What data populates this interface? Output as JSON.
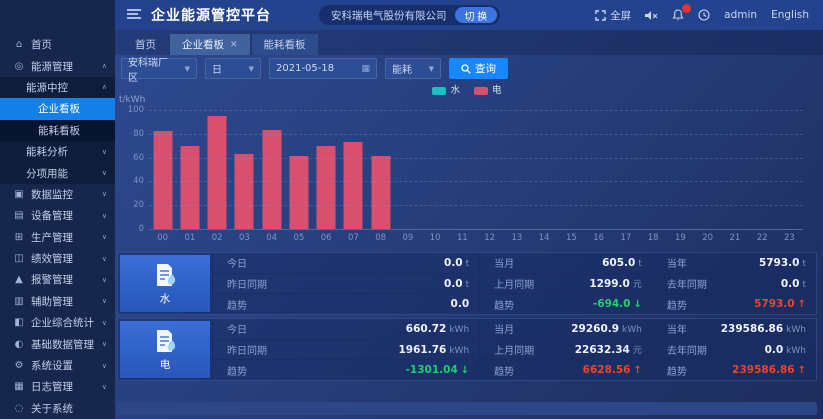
{
  "header": {
    "title": "企业能源管控平台",
    "company": "安科瑞电气股份有限公司",
    "switch_label": "切 换",
    "fullscreen_label": "全屏",
    "username": "admin",
    "language": "English",
    "notification_count": ""
  },
  "tabs": [
    {
      "label": "首页",
      "style": "plain",
      "closable": false
    },
    {
      "label": "企业看板",
      "style": "active",
      "closable": true
    },
    {
      "label": "能耗看板",
      "style": "other",
      "closable": false
    }
  ],
  "filters": {
    "area": "安科瑞厂区",
    "period": "日",
    "date": "2021-05-18",
    "type": "能耗",
    "query_label": "查询"
  },
  "sidebar": {
    "items": [
      {
        "label": "首页",
        "level": 1,
        "icon": "home-icon",
        "glyph": "⌂",
        "arrow": ""
      },
      {
        "label": "能源管理",
        "level": 1,
        "icon": "energy-icon",
        "glyph": "◎",
        "arrow": "up"
      },
      {
        "label": "能源中控",
        "level": 2,
        "icon": "",
        "glyph": "",
        "arrow": "up"
      },
      {
        "label": "企业看板",
        "level": 3,
        "icon": "",
        "glyph": "",
        "arrow": "",
        "active": true
      },
      {
        "label": "能耗看板",
        "level": 3,
        "icon": "",
        "glyph": "",
        "arrow": ""
      },
      {
        "label": "能耗分析",
        "level": 2,
        "icon": "",
        "glyph": "",
        "arrow": "down"
      },
      {
        "label": "分项用能",
        "level": 2,
        "icon": "",
        "glyph": "",
        "arrow": "down"
      },
      {
        "label": "数据监控",
        "level": 1,
        "icon": "data-monitor-icon",
        "glyph": "▣",
        "arrow": "down"
      },
      {
        "label": "设备管理",
        "level": 1,
        "icon": "device-icon",
        "glyph": "▤",
        "arrow": "down"
      },
      {
        "label": "生产管理",
        "level": 1,
        "icon": "production-icon",
        "glyph": "⊞",
        "arrow": "down"
      },
      {
        "label": "绩效管理",
        "level": 1,
        "icon": "performance-icon",
        "glyph": "◫",
        "arrow": "down"
      },
      {
        "label": "报警管理",
        "level": 1,
        "icon": "alarm-icon",
        "glyph": "▲",
        "arrow": "down"
      },
      {
        "label": "辅助管理",
        "level": 1,
        "icon": "assist-icon",
        "glyph": "▥",
        "arrow": "down"
      },
      {
        "label": "企业综合统计",
        "level": 1,
        "icon": "stats-icon",
        "glyph": "◧",
        "arrow": "down"
      },
      {
        "label": "基础数据管理",
        "level": 1,
        "icon": "base-data-icon",
        "glyph": "◐",
        "arrow": "down"
      },
      {
        "label": "系统设置",
        "level": 1,
        "icon": "settings-gear-icon",
        "glyph": "⚙",
        "arrow": "down"
      },
      {
        "label": "日志管理",
        "level": 1,
        "icon": "log-icon",
        "glyph": "▦",
        "arrow": "down"
      },
      {
        "label": "关于系统",
        "level": 1,
        "icon": "about-icon",
        "glyph": "◌",
        "arrow": ""
      }
    ]
  },
  "chart_data": {
    "type": "bar",
    "title": "",
    "unit_label": "t/kWh",
    "categories": [
      "00",
      "01",
      "02",
      "03",
      "04",
      "05",
      "06",
      "07",
      "08",
      "09",
      "10",
      "11",
      "12",
      "13",
      "14",
      "15",
      "16",
      "17",
      "18",
      "19",
      "20",
      "21",
      "22",
      "23"
    ],
    "series": [
      {
        "name": "水",
        "color": "#1bc1c1",
        "values": [
          0,
          0,
          0,
          0,
          0,
          0,
          0,
          0,
          0,
          0,
          0,
          0,
          0,
          0,
          0,
          0,
          0,
          0,
          0,
          0,
          0,
          0,
          0,
          0
        ]
      },
      {
        "name": "电",
        "color": "#d9506e",
        "values": [
          82,
          70,
          95,
          63,
          83,
          61,
          70,
          73,
          61,
          0,
          0,
          0,
          0,
          0,
          0,
          0,
          0,
          0,
          0,
          0,
          0,
          0,
          0,
          0
        ]
      }
    ],
    "ylim": [
      0,
      100
    ],
    "yticks": [
      0,
      20,
      40,
      60,
      80,
      100
    ],
    "grid": true,
    "legend_position": "top-center"
  },
  "panels": [
    {
      "name": "水",
      "icon": "water-doc-icon",
      "columns": [
        {
          "rows": [
            {
              "label": "今日",
              "value": "0.0",
              "unit": "t",
              "trend": ""
            },
            {
              "label": "昨日同期",
              "value": "0.0",
              "unit": "t",
              "trend": ""
            },
            {
              "label": "趋势",
              "value": "0.0",
              "unit": "",
              "trend": "flat"
            }
          ]
        },
        {
          "rows": [
            {
              "label": "当月",
              "value": "605.0",
              "unit": "t",
              "trend": ""
            },
            {
              "label": "上月同期",
              "value": "1299.0",
              "unit": "元",
              "trend": ""
            },
            {
              "label": "趋势",
              "value": "-694.0",
              "unit": "",
              "trend": "down"
            }
          ]
        },
        {
          "rows": [
            {
              "label": "当年",
              "value": "5793.0",
              "unit": "t",
              "trend": ""
            },
            {
              "label": "去年同期",
              "value": "0.0",
              "unit": "t",
              "trend": ""
            },
            {
              "label": "趋势",
              "value": "5793.0",
              "unit": "",
              "trend": "up"
            }
          ]
        }
      ]
    },
    {
      "name": "电",
      "icon": "electricity-doc-icon",
      "columns": [
        {
          "rows": [
            {
              "label": "今日",
              "value": "660.72",
              "unit": "kWh",
              "trend": ""
            },
            {
              "label": "昨日同期",
              "value": "1961.76",
              "unit": "kWh",
              "trend": ""
            },
            {
              "label": "趋势",
              "value": "-1301.04",
              "unit": "",
              "trend": "down"
            }
          ]
        },
        {
          "rows": [
            {
              "label": "当月",
              "value": "29260.9",
              "unit": "kWh",
              "trend": ""
            },
            {
              "label": "上月同期",
              "value": "22632.34",
              "unit": "元",
              "trend": ""
            },
            {
              "label": "趋势",
              "value": "6628.56",
              "unit": "",
              "trend": "up"
            }
          ]
        },
        {
          "rows": [
            {
              "label": "当年",
              "value": "239586.86",
              "unit": "kWh",
              "trend": ""
            },
            {
              "label": "去年同期",
              "value": "0.0",
              "unit": "kWh",
              "trend": ""
            },
            {
              "label": "趋势",
              "value": "239586.86",
              "unit": "",
              "trend": "up"
            }
          ]
        }
      ]
    }
  ]
}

--------------------------------

| SHORT EXERCISE |
Copy every entry exactly as written. Pictures are excluded.

| RESPONSE TO THIS EXERCISE |
What data populates this interface? Output as JSON.
{
  "header": {
    "title": "企业能源管控平台",
    "company": "安科瑞电气股份有限公司",
    "switch_label": "切 换",
    "fullscreen_label": "全屏",
    "username": "admin",
    "language": "English",
    "notification_count": ""
  },
  "tabs": [
    {
      "label": "首页",
      "style": "plain",
      "closable": false
    },
    {
      "label": "企业看板",
      "style": "active",
      "closable": true
    },
    {
      "label": "能耗看板",
      "style": "other",
      "closable": false
    }
  ],
  "filters": {
    "area": "安科瑞厂区",
    "period": "日",
    "date": "2021-05-18",
    "type": "能耗",
    "query_label": "查询"
  },
  "sidebar": {
    "items": [
      {
        "label": "首页",
        "level": 1,
        "icon": "home-icon",
        "glyph": "⌂",
        "arrow": ""
      },
      {
        "label": "能源管理",
        "level": 1,
        "icon": "energy-icon",
        "glyph": "◎",
        "arrow": "up"
      },
      {
        "label": "能源中控",
        "level": 2,
        "icon": "",
        "glyph": "",
        "arrow": "up"
      },
      {
        "label": "企业看板",
        "level": 3,
        "icon": "",
        "glyph": "",
        "arrow": "",
        "active": true
      },
      {
        "label": "能耗看板",
        "level": 3,
        "icon": "",
        "glyph": "",
        "arrow": ""
      },
      {
        "label": "能耗分析",
        "level": 2,
        "icon": "",
        "glyph": "",
        "arrow": "down"
      },
      {
        "label": "分项用能",
        "level": 2,
        "icon": "",
        "glyph": "",
        "arrow": "down"
      },
      {
        "label": "数据监控",
        "level": 1,
        "icon": "data-monitor-icon",
        "glyph": "▣",
        "arrow": "down"
      },
      {
        "label": "设备管理",
        "level": 1,
        "icon": "device-icon",
        "glyph": "▤",
        "arrow": "down"
      },
      {
        "label": "生产管理",
        "level": 1,
        "icon": "production-icon",
        "glyph": "⊞",
        "arrow": "down"
      },
      {
        "label": "绩效管理",
        "level": 1,
        "icon": "performance-icon",
        "glyph": "◫",
        "arrow": "down"
      },
      {
        "label": "报警管理",
        "level": 1,
        "icon": "alarm-icon",
        "glyph": "▲",
        "arrow": "down"
      },
      {
        "label": "辅助管理",
        "level": 1,
        "icon": "assist-icon",
        "glyph": "▥",
        "arrow": "down"
      },
      {
        "label": "企业综合统计",
        "level": 1,
        "icon": "stats-icon",
        "glyph": "◧",
        "arrow": "down"
      },
      {
        "label": "基础数据管理",
        "level": 1,
        "icon": "base-data-icon",
        "glyph": "◐",
        "arrow": "down"
      },
      {
        "label": "系统设置",
        "level": 1,
        "icon": "settings-gear-icon",
        "glyph": "⚙",
        "arrow": "down"
      },
      {
        "label": "日志管理",
        "level": 1,
        "icon": "log-icon",
        "glyph": "▦",
        "arrow": "down"
      },
      {
        "label": "关于系统",
        "level": 1,
        "icon": "about-icon",
        "glyph": "◌",
        "arrow": ""
      }
    ]
  },
  "chart_data": {
    "type": "bar",
    "title": "",
    "unit_label": "t/kWh",
    "categories": [
      "00",
      "01",
      "02",
      "03",
      "04",
      "05",
      "06",
      "07",
      "08",
      "09",
      "10",
      "11",
      "12",
      "13",
      "14",
      "15",
      "16",
      "17",
      "18",
      "19",
      "20",
      "21",
      "22",
      "23"
    ],
    "series": [
      {
        "name": "水",
        "color": "#1bc1c1",
        "values": [
          0,
          0,
          0,
          0,
          0,
          0,
          0,
          0,
          0,
          0,
          0,
          0,
          0,
          0,
          0,
          0,
          0,
          0,
          0,
          0,
          0,
          0,
          0,
          0
        ]
      },
      {
        "name": "电",
        "color": "#d9506e",
        "values": [
          82,
          70,
          95,
          63,
          83,
          61,
          70,
          73,
          61,
          0,
          0,
          0,
          0,
          0,
          0,
          0,
          0,
          0,
          0,
          0,
          0,
          0,
          0,
          0
        ]
      }
    ],
    "ylim": [
      0,
      100
    ],
    "yticks": [
      0,
      20,
      40,
      60,
      80,
      100
    ],
    "grid": true,
    "legend_position": "top-center"
  },
  "panels": [
    {
      "name": "水",
      "icon": "water-doc-icon",
      "columns": [
        {
          "rows": [
            {
              "label": "今日",
              "value": "0.0",
              "unit": "t",
              "trend": ""
            },
            {
              "label": "昨日同期",
              "value": "0.0",
              "unit": "t",
              "trend": ""
            },
            {
              "label": "趋势",
              "value": "0.0",
              "unit": "",
              "trend": "flat"
            }
          ]
        },
        {
          "rows": [
            {
              "label": "当月",
              "value": "605.0",
              "unit": "t",
              "trend": ""
            },
            {
              "label": "上月同期",
              "value": "1299.0",
              "unit": "元",
              "trend": ""
            },
            {
              "label": "趋势",
              "value": "-694.0",
              "unit": "",
              "trend": "down"
            }
          ]
        },
        {
          "rows": [
            {
              "label": "当年",
              "value": "5793.0",
              "unit": "t",
              "trend": ""
            },
            {
              "label": "去年同期",
              "value": "0.0",
              "unit": "t",
              "trend": ""
            },
            {
              "label": "趋势",
              "value": "5793.0",
              "unit": "",
              "trend": "up"
            }
          ]
        }
      ]
    },
    {
      "name": "电",
      "icon": "electricity-doc-icon",
      "columns": [
        {
          "rows": [
            {
              "label": "今日",
              "value": "660.72",
              "unit": "kWh",
              "trend": ""
            },
            {
              "label": "昨日同期",
              "value": "1961.76",
              "unit": "kWh",
              "trend": ""
            },
            {
              "label": "趋势",
              "value": "-1301.04",
              "unit": "",
              "trend": "down"
            }
          ]
        },
        {
          "rows": [
            {
              "label": "当月",
              "value": "29260.9",
              "unit": "kWh",
              "trend": ""
            },
            {
              "label": "上月同期",
              "value": "22632.34",
              "unit": "元",
              "trend": ""
            },
            {
              "label": "趋势",
              "value": "6628.56",
              "unit": "",
              "trend": "up"
            }
          ]
        },
        {
          "rows": [
            {
              "label": "当年",
              "value": "239586.86",
              "unit": "kWh",
              "trend": ""
            },
            {
              "label": "去年同期",
              "value": "0.0",
              "unit": "kWh",
              "trend": ""
            },
            {
              "label": "趋势",
              "value": "239586.86",
              "unit": "",
              "trend": "up"
            }
          ]
        }
      ]
    }
  ]
}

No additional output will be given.